Provided entries:
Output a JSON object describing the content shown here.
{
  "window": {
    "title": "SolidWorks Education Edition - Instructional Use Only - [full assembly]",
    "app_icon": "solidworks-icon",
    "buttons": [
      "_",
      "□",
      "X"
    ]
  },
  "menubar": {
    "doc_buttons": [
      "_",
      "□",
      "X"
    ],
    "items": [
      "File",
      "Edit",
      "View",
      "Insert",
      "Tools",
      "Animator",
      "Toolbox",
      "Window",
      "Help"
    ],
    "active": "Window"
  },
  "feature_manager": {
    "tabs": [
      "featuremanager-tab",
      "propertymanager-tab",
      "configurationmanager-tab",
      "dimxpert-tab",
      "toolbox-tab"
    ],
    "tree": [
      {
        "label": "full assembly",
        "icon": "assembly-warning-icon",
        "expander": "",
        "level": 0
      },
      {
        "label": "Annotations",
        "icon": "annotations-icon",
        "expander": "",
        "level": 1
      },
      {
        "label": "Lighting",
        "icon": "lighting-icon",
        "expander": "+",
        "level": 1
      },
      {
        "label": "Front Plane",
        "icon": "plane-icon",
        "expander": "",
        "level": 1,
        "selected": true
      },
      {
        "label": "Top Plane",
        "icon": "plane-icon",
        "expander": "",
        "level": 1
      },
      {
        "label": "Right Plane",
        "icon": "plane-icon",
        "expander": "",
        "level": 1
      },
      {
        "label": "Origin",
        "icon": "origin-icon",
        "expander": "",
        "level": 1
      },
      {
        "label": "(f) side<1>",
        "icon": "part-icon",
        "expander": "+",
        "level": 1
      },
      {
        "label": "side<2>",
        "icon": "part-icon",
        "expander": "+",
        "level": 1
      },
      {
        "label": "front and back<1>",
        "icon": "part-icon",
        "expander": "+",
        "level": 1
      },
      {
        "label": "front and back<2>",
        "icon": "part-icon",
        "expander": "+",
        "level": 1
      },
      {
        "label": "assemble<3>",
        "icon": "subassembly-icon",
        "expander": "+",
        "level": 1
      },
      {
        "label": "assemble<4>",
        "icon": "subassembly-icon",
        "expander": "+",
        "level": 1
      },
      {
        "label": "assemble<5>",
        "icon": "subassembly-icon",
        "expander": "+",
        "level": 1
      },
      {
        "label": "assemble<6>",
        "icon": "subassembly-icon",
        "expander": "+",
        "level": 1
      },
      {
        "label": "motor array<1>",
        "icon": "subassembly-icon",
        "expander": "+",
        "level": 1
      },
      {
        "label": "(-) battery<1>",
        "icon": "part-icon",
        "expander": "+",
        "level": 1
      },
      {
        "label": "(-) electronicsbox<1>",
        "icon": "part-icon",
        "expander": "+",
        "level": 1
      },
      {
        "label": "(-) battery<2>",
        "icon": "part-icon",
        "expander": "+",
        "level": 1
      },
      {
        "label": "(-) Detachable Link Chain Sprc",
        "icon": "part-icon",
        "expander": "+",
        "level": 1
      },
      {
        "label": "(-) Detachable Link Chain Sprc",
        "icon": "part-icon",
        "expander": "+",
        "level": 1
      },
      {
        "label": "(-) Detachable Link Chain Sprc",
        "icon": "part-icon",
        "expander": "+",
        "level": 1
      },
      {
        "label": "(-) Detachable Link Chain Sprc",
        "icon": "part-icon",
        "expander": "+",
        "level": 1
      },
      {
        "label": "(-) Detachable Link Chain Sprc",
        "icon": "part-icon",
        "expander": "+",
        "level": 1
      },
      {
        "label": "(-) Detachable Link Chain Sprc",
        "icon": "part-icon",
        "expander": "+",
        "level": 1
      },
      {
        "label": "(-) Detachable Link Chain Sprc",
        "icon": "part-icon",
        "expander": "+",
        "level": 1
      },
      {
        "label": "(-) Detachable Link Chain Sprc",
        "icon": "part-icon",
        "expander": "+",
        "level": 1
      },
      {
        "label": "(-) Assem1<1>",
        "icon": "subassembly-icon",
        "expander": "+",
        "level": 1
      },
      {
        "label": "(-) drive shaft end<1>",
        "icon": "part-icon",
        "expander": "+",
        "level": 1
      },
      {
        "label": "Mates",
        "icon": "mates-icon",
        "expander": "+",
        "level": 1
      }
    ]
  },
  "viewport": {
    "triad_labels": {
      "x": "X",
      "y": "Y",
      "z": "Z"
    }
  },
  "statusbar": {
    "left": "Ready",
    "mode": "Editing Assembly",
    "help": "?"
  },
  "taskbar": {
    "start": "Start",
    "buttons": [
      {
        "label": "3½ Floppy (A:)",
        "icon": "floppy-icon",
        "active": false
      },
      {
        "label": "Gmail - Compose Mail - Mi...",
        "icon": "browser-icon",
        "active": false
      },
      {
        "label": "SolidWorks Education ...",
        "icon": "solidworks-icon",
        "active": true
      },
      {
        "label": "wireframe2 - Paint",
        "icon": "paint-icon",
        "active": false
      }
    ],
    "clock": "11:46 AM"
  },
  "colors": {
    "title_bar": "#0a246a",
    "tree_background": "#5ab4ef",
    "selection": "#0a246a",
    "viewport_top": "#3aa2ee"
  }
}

Description of the task:
Copy out the material above in its entirety. Every detail must match.

Output of the exercise:
Output a JSON object describing the content shown here.
{
  "window": {
    "title": "SolidWorks Education Edition - Instructional Use Only - [full assembly]",
    "app_icon": "solidworks-icon",
    "buttons": [
      "_",
      "□",
      "X"
    ]
  },
  "menubar": {
    "doc_buttons": [
      "_",
      "□",
      "X"
    ],
    "items": [
      "File",
      "Edit",
      "View",
      "Insert",
      "Tools",
      "Animator",
      "Toolbox",
      "Window",
      "Help"
    ],
    "active": "Window"
  },
  "feature_manager": {
    "tabs": [
      "featuremanager-tab",
      "propertymanager-tab",
      "configurationmanager-tab",
      "dimxpert-tab",
      "toolbox-tab"
    ],
    "tree": [
      {
        "label": "full assembly",
        "icon": "assembly-warning-icon",
        "expander": "",
        "level": 0
      },
      {
        "label": "Annotations",
        "icon": "annotations-icon",
        "expander": "",
        "level": 1
      },
      {
        "label": "Lighting",
        "icon": "lighting-icon",
        "expander": "+",
        "level": 1
      },
      {
        "label": "Front Plane",
        "icon": "plane-icon",
        "expander": "",
        "level": 1,
        "selected": true
      },
      {
        "label": "Top Plane",
        "icon": "plane-icon",
        "expander": "",
        "level": 1
      },
      {
        "label": "Right Plane",
        "icon": "plane-icon",
        "expander": "",
        "level": 1
      },
      {
        "label": "Origin",
        "icon": "origin-icon",
        "expander": "",
        "level": 1
      },
      {
        "label": "(f) side<1>",
        "icon": "part-icon",
        "expander": "+",
        "level": 1
      },
      {
        "label": "side<2>",
        "icon": "part-icon",
        "expander": "+",
        "level": 1
      },
      {
        "label": "front and back<1>",
        "icon": "part-icon",
        "expander": "+",
        "level": 1
      },
      {
        "label": "front and back<2>",
        "icon": "part-icon",
        "expander": "+",
        "level": 1
      },
      {
        "label": "assemble<3>",
        "icon": "subassembly-icon",
        "expander": "+",
        "level": 1
      },
      {
        "label": "assemble<4>",
        "icon": "subassembly-icon",
        "expander": "+",
        "level": 1
      },
      {
        "label": "assemble<5>",
        "icon": "subassembly-icon",
        "expander": "+",
        "level": 1
      },
      {
        "label": "assemble<6>",
        "icon": "subassembly-icon",
        "expander": "+",
        "level": 1
      },
      {
        "label": "motor array<1>",
        "icon": "subassembly-icon",
        "expander": "+",
        "level": 1
      },
      {
        "label": "(-) battery<1>",
        "icon": "part-icon",
        "expander": "+",
        "level": 1
      },
      {
        "label": "(-) electronicsbox<1>",
        "icon": "part-icon",
        "expander": "+",
        "level": 1
      },
      {
        "label": "(-) battery<2>",
        "icon": "part-icon",
        "expander": "+",
        "level": 1
      },
      {
        "label": "(-) Detachable Link Chain Sprc",
        "icon": "part-icon",
        "expander": "+",
        "level": 1
      },
      {
        "label": "(-) Detachable Link Chain Sprc",
        "icon": "part-icon",
        "expander": "+",
        "level": 1
      },
      {
        "label": "(-) Detachable Link Chain Sprc",
        "icon": "part-icon",
        "expander": "+",
        "level": 1
      },
      {
        "label": "(-) Detachable Link Chain Sprc",
        "icon": "part-icon",
        "expander": "+",
        "level": 1
      },
      {
        "label": "(-) Detachable Link Chain Sprc",
        "icon": "part-icon",
        "expander": "+",
        "level": 1
      },
      {
        "label": "(-) Detachable Link Chain Sprc",
        "icon": "part-icon",
        "expander": "+",
        "level": 1
      },
      {
        "label": "(-) Detachable Link Chain Sprc",
        "icon": "part-icon",
        "expander": "+",
        "level": 1
      },
      {
        "label": "(-) Detachable Link Chain Sprc",
        "icon": "part-icon",
        "expander": "+",
        "level": 1
      },
      {
        "label": "(-) Assem1<1>",
        "icon": "subassembly-icon",
        "expander": "+",
        "level": 1
      },
      {
        "label": "(-) drive shaft end<1>",
        "icon": "part-icon",
        "expander": "+",
        "level": 1
      },
      {
        "label": "Mates",
        "icon": "mates-icon",
        "expander": "+",
        "level": 1
      }
    ]
  },
  "viewport": {
    "triad_labels": {
      "x": "X",
      "y": "Y",
      "z": "Z"
    }
  },
  "statusbar": {
    "left": "Ready",
    "mode": "Editing Assembly",
    "help": "?"
  },
  "taskbar": {
    "start": "Start",
    "buttons": [
      {
        "label": "3½ Floppy (A:)",
        "icon": "floppy-icon",
        "active": false
      },
      {
        "label": "Gmail - Compose Mail - Mi...",
        "icon": "browser-icon",
        "active": false
      },
      {
        "label": "SolidWorks Education ...",
        "icon": "solidworks-icon",
        "active": true
      },
      {
        "label": "wireframe2 - Paint",
        "icon": "paint-icon",
        "active": false
      }
    ],
    "clock": "11:46 AM"
  },
  "colors": {
    "title_bar": "#0a246a",
    "tree_background": "#5ab4ef",
    "selection": "#0a246a",
    "viewport_top": "#3aa2ee"
  }
}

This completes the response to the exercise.